Reproduce all entries verbatim, with nothing added or dropped.

──────── RECORDS SUPPLIED ────────

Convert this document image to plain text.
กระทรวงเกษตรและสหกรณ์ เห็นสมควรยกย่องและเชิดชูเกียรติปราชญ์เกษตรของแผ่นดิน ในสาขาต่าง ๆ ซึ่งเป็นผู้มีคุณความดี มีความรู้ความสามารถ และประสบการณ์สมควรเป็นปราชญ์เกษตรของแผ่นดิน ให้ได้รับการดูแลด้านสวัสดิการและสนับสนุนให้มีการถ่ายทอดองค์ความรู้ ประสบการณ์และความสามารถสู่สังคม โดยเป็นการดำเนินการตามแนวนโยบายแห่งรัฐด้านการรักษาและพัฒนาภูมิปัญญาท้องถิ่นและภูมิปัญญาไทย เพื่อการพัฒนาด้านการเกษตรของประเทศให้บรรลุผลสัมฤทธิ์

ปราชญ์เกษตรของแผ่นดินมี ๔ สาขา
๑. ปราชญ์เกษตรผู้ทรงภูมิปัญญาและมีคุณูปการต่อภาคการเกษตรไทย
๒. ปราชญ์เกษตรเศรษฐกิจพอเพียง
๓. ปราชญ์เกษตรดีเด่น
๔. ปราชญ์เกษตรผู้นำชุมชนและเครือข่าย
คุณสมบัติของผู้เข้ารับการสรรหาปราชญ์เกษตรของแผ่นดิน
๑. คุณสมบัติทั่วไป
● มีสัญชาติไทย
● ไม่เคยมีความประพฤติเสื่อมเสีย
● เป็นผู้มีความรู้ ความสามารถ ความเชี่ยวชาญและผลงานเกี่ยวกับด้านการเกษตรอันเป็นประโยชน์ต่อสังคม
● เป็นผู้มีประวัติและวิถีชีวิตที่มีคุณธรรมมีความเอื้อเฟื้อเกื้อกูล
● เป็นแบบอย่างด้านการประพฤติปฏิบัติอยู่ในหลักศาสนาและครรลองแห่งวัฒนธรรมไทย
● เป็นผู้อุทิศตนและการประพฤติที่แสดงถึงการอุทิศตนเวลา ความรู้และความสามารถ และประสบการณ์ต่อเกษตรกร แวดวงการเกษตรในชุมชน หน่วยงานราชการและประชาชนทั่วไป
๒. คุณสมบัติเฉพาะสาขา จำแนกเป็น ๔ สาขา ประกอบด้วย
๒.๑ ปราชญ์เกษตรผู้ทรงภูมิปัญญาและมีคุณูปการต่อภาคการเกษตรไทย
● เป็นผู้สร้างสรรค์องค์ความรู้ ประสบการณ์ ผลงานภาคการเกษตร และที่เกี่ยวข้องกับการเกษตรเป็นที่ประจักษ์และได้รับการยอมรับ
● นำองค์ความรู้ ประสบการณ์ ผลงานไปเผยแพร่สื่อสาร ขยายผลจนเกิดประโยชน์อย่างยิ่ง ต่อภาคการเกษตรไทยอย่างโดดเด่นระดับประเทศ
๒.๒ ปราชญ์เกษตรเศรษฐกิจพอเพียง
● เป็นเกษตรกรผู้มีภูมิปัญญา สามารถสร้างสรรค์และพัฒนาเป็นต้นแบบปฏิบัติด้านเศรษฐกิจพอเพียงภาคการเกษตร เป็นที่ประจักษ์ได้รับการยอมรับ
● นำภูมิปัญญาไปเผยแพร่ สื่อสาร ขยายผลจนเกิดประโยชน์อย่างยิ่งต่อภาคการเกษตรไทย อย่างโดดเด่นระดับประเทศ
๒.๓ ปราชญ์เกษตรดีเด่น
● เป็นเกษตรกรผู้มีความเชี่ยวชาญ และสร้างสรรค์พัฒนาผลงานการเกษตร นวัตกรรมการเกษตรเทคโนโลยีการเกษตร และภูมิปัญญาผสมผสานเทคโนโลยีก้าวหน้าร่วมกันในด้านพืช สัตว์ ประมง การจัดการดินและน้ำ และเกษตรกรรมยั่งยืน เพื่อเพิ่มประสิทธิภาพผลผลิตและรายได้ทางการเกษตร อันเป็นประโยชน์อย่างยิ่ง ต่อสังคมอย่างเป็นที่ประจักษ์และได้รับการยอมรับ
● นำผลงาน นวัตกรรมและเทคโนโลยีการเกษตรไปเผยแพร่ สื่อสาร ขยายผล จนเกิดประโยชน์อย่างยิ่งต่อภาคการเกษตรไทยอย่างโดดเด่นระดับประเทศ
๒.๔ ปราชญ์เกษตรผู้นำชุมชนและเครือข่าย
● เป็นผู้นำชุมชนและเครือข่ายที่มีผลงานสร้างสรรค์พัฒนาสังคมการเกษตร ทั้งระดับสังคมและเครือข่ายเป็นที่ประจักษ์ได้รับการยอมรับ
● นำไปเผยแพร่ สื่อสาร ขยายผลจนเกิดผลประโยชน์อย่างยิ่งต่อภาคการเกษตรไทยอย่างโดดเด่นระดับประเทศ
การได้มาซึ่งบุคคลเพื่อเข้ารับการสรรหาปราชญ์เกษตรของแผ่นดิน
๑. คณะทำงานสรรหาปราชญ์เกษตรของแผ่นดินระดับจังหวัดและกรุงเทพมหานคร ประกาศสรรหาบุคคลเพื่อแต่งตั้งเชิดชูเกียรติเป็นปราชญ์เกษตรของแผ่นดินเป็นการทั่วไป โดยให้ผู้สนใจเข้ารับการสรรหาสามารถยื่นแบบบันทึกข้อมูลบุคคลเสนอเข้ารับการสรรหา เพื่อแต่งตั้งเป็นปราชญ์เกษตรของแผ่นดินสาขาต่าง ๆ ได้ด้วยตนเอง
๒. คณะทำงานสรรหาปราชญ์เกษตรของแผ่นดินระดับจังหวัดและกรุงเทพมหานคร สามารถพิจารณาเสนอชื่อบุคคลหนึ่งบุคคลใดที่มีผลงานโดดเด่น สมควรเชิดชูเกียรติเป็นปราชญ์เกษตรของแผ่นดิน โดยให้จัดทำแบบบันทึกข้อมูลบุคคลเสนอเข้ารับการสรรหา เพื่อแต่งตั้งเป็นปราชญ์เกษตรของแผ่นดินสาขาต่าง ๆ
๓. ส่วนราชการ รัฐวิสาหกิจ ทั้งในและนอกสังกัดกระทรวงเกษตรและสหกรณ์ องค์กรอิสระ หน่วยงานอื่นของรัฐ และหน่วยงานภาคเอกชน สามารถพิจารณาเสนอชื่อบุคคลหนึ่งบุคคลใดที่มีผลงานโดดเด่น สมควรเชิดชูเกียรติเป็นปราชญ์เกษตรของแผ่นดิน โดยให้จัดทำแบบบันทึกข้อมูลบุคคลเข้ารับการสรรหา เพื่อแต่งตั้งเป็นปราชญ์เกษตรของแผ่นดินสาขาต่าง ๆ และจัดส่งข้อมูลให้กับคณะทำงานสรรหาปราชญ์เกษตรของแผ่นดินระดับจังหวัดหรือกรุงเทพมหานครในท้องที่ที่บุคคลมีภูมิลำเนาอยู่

────────

WRITTEN SOLUTION:
Convert this document image to plain text.
กระทรวงเกษตรและสหกรณ์ เห็นสมควรยกย่องและเชิดชูเกียรติปราชญ์เกษตรของแผ่นดิน ในสาขาต่าง ๆ ซึ่งเป็นผู้มีคุณความดี มีความรู้ความสามารถ และประสบการณ์สมควรเป็นปราชญ์เกษตรของแผ่นดิน ให้ได้รับการดูแลด้านสวัสดิการและสนับสนุนให้มีการถ่ายทอดองค์ความรู้ ประสบการณ์และความสามารถสู่สังคม โดยเป็นการดำเนินการตามแนวนโยบายแห่งรัฐด้านการรักษาและพัฒนาภูมิปัญญาท้องถิ่นและภูมิปัญญาไทย เพื่อการพัฒนาด้านการเกษตรของประเทศให้บรรลุผลสัมฤทธิ์

ปราชญ์เกษตรของแผ่นดินมี ๔ สาขา
๑. ปราชญ์เกษตรผู้ทรงภูมิปัญญาและมีคุณูปการต่อภาคการเกษตรไทย
๒. ปราชญ์เกษตรเศรษฐกิจพอเพียง
๓. ปราชญ์เกษตรดีเด่น
๔. ปราชญ์เกษตรผู้นำชุมชนและเครือข่าย
คุณสมบัติของผู้เข้ารับการสรรหาปราชญ์เกษตรของแผ่นดิน
๑. คุณสมบัติทั่วไป
● มีสัญชาติไทย
● ไม่เคยมีความประพฤติเสื่อมเสีย
● เป็นผู้มีความรู้ ความสามารถ ความเชี่ยวชาญและผลงานเกี่ยวกับด้านการเกษตรอันเป็นประโยชน์ต่อสังคม
● เป็นผู้มีประวัติและวิถีชีวิตที่มีคุณธรรมมีความเอื้อเฟื้อเกื้อกูล
● เป็นแบบอย่างด้านการประพฤติปฏิบัติอยู่ในหลักศาสนาและครรลองแห่งวัฒนธรรมไทย
● เป็นผู้อุทิศตนและการประพฤติที่แสดงถึงการอุทิศตนเวลา ความรู้และความสามารถ และประสบการณ์ต่อเกษตรกร แวดวงการเกษตรในชุมชน หน่วยงานราชการและประชาชนทั่วไป
๒. คุณสมบัติเฉพาะสาขา จำแนกเป็น ๔ สาขา ประกอบด้วย
๒.๑ ปราชญ์เกษตรผู้ทรงภูมิปัญญาและมีคุณูปการต่อภาคการเกษตรไทย
● เป็นผู้สร้างสรรค์องค์ความรู้ ประสบการณ์ ผลงานภาคการเกษตร และที่เกี่ยวข้องกับการเกษตรเป็นที่ประจักษ์และได้รับการยอมรับ
● นำองค์ความรู้ ประสบการณ์ ผลงานไปเผยแพร่สื่อสาร ขยายผลจนเกิดประโยชน์อย่างยิ่ง ต่อภาคการเกษตรไทยอย่างโดดเด่นระดับประเทศ
๒.๒ ปราชญ์เกษตรเศรษฐกิจพอเพียง
● เป็นเกษตรกรผู้มีภูมิปัญญา สามารถสร้างสรรค์และพัฒนาเป็นต้นแบบปฏิบัติด้านเศรษฐกิจพอเพียงภาคการเกษตร เป็นที่ประจักษ์ได้รับการยอมรับ
● นำภูมิปัญญาไปเผยแพร่ สื่อสาร ขยายผลจนเกิดประโยชน์อย่างยิ่งต่อภาคการเกษตรไทย อย่างโดดเด่นระดับประเทศ
๒.๓ ปราชญ์เกษตรดีเด่น
● เป็นเกษตรกรผู้มีความเชี่ยวชาญ และสร้างสรรค์พัฒนาผลงานการเกษตร นวัตกรรมการเกษตรเทคโนโลยีการเกษตร และภูมิปัญญาผสมผสานเทคโนโลยีก้าวหน้าร่วมกันในด้านพืช สัตว์ ประมง การจัดการดินและน้ำ และเกษตรกรรมยั่งยืน เพื่อเพิ่มประสิทธิภาพผลผลิตและรายได้ทางการเกษตร อันเป็นประโยชน์อย่างยิ่ง ต่อสังคมอย่างเป็นที่ประจักษ์และได้รับการยอมรับ
● นำผลงาน นวัตกรรมและเทคโนโลยีการเกษตรไปเผยแพร่ สื่อสาร ขยายผล จนเกิดประโยชน์อย่างยิ่งต่อภาคการเกษตรไทยอย่างโดดเด่นระดับประเทศ
๒.๔ ปราชญ์เกษตรผู้นำชุมชนและเครือข่าย
● เป็นผู้นำชุมชนและเครือข่ายที่มีผลงานสร้างสรรค์พัฒนาสังคมการเกษตร ทั้งระดับสังคมและเครือข่ายเป็นที่ประจักษ์ได้รับการยอมรับ
● นำไปเผยแพร่ สื่อสาร ขยายผลจนเกิดผลประโยชน์อย่างยิ่งต่อภาคการเกษตรไทยอย่างโดดเด่นระดับประเทศ
การได้มาซึ่งบุคคลเพื่อเข้ารับการสรรหาปราชญ์เกษตรของแผ่นดิน
๑. คณะทำงานสรรหาปราชญ์เกษตรของแผ่นดินระดับจังหวัดและกรุงเทพมหานคร ประกาศสรรหาบุคคลเพื่อแต่งตั้งเชิดชูเกียรติเป็นปราชญ์เกษตรของแผ่นดินเป็นการทั่วไป โดยให้ผู้สนใจเข้ารับการสรรหาสามารถยื่นแบบบันทึกข้อมูลบุคคลเสนอเข้ารับการสรรหา เพื่อแต่งตั้งเป็นปราชญ์เกษตรของแผ่นดินสาขาต่าง ๆ ได้ด้วยตนเอง
๒. คณะทำงานสรรหาปราชญ์เกษตรของแผ่นดินระดับจังหวัดและกรุงเทพมหานคร สามารถพิจารณาเสนอชื่อบุคคลหนึ่งบุคคลใดที่มีผลงานโดดเด่น สมควรเชิดชูเกียรติเป็นปราชญ์เกษตรของแผ่นดิน โดยให้จัดทำแบบบันทึกข้อมูลบุคคลเสนอเข้ารับการสรรหา เพื่อแต่งตั้งเป็นปราชญ์เกษตรของแผ่นดินสาขาต่าง ๆ
๓. ส่วนราชการ รัฐวิสาหกิจ ทั้งในและนอกสังกัดกระทรวงเกษตรและสหกรณ์ องค์กรอิสระ หน่วยงานอื่นของรัฐ และหน่วยงานภาคเอกชน สามารถพิจารณาเสนอชื่อบุคคลหนึ่งบุคคลใดที่มีผลงานโดดเด่น สมควรเชิดชูเกียรติเป็นปราชญ์เกษตรของแผ่นดิน โดยให้จัดทำแบบบันทึกข้อมูลบุคคลเข้ารับการสรรหา เพื่อแต่งตั้งเป็นปราชญ์เกษตรของแผ่นดินสาขาต่าง ๆ และจัดส่งข้อมูลให้กับคณะทำงานสรรหาปราชญ์เกษตรของแผ่นดินระดับจังหวัดหรือกรุงเทพมหานครในท้องที่ที่บุคคลมีภูมิลำเนาอยู่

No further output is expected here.